___ Stored rows ___

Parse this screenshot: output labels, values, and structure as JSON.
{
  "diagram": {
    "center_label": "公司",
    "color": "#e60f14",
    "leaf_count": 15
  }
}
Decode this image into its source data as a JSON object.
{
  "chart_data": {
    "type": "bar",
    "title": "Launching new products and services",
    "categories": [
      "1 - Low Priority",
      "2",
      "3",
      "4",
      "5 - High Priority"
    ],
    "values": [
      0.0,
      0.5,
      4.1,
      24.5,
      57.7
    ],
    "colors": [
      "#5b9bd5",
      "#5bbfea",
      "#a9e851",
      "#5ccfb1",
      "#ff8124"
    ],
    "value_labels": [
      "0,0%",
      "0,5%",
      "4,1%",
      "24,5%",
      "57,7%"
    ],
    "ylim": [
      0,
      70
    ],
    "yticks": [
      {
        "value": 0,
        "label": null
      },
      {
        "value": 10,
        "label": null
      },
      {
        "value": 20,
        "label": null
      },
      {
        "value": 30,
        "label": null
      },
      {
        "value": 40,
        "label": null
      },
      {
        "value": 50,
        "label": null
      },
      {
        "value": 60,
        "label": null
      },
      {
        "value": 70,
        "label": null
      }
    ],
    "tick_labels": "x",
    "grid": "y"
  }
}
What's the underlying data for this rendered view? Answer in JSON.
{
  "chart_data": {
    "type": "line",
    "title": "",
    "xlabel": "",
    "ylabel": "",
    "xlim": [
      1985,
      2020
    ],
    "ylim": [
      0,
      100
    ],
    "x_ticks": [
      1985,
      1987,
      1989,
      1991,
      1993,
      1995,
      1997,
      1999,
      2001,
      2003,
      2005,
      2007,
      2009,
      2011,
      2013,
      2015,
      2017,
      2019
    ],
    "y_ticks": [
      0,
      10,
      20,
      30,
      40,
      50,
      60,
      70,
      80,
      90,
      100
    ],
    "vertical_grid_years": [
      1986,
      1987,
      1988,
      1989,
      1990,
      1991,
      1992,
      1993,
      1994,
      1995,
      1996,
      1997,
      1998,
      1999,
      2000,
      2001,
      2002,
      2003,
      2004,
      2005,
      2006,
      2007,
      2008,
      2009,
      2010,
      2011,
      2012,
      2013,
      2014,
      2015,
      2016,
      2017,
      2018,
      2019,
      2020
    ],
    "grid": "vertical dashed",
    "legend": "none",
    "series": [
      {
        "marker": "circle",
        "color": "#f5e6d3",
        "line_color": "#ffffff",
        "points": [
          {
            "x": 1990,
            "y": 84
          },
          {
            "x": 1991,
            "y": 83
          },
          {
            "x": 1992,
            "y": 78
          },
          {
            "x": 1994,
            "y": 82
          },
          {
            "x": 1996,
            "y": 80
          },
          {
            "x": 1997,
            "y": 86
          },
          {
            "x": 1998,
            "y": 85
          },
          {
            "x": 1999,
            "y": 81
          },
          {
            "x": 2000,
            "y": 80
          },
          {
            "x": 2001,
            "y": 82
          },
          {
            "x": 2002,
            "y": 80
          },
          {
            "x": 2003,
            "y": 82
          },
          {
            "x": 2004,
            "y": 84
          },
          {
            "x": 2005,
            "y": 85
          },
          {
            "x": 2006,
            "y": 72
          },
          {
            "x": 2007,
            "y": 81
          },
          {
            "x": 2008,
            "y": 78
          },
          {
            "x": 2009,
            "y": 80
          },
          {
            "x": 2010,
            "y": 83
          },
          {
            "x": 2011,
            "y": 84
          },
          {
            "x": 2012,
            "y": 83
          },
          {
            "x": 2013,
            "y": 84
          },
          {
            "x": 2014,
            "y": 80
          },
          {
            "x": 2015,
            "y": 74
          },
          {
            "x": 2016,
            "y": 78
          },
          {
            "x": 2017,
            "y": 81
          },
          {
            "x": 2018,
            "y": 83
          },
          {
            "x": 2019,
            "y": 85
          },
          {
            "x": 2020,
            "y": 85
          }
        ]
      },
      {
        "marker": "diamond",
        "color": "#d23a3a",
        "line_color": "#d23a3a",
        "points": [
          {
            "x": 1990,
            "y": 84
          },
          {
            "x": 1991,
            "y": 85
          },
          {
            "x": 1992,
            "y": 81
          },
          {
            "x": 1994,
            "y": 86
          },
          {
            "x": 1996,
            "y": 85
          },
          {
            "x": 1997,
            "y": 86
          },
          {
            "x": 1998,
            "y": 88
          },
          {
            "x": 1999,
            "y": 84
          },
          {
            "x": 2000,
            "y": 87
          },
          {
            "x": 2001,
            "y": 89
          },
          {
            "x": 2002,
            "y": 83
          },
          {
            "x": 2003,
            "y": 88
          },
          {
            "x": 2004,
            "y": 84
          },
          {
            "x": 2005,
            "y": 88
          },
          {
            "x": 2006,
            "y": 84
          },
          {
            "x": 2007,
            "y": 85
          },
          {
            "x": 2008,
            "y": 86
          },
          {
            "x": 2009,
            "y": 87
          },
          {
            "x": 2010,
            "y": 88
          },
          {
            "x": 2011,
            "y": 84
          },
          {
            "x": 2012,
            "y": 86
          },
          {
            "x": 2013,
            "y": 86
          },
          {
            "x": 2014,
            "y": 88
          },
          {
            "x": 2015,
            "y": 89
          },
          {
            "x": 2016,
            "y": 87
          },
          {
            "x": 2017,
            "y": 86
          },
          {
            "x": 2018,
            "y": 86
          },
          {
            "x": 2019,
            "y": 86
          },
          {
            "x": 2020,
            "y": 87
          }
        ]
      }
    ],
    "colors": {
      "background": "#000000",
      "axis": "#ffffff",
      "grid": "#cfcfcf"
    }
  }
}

___

Stated goal: Tell how many lines in the material above include the word "this", giving the number only.

Written answer: 3